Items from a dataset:

___

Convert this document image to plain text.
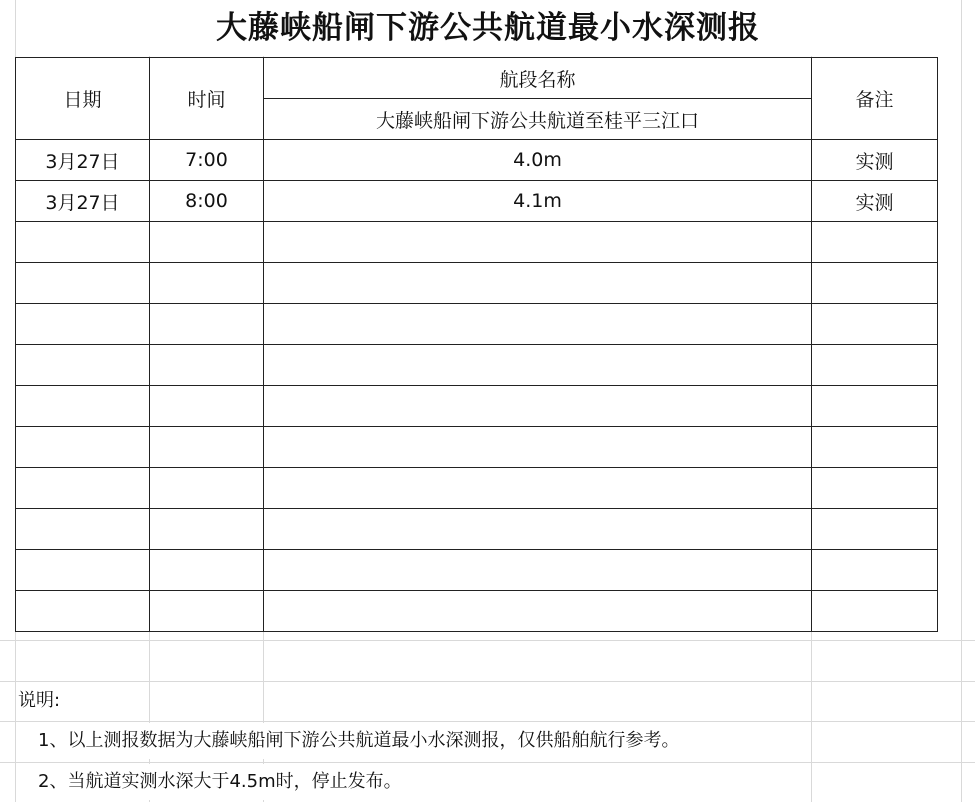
大藤峡船闸下游公共航道最小水深测报
日期	时间	航段名称	备注
		大藤峡船闸下游公共航道至桂平三江口	
3月27日	7:00	4.0m	实测
3月27日	8:00	4.1m	实测

说明:
1、以上测报数据为大藤峡船闸下游公共航道最小水深测报，仅供船舶航行参考。
2、当航道实测水深大于4.5m时，停止发布。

___

EXERCISE GOAL. Leave out the pictures and copy everything else in the records word for word.

WRITTEN REPLY.
Convert this document image to plain text.
大藤峡船闸下游公共航道最小水深测报
日期	时间	航段名称	备注
		大藤峡船闸下游公共航道至桂平三江口	
3月27日	7:00	4.0m	实测
3月27日	8:00	4.1m	实测

说明:
1、以上测报数据为大藤峡船闸下游公共航道最小水深测报，仅供船舶航行参考。
2、当航道实测水深大于4.5m时，停止发布。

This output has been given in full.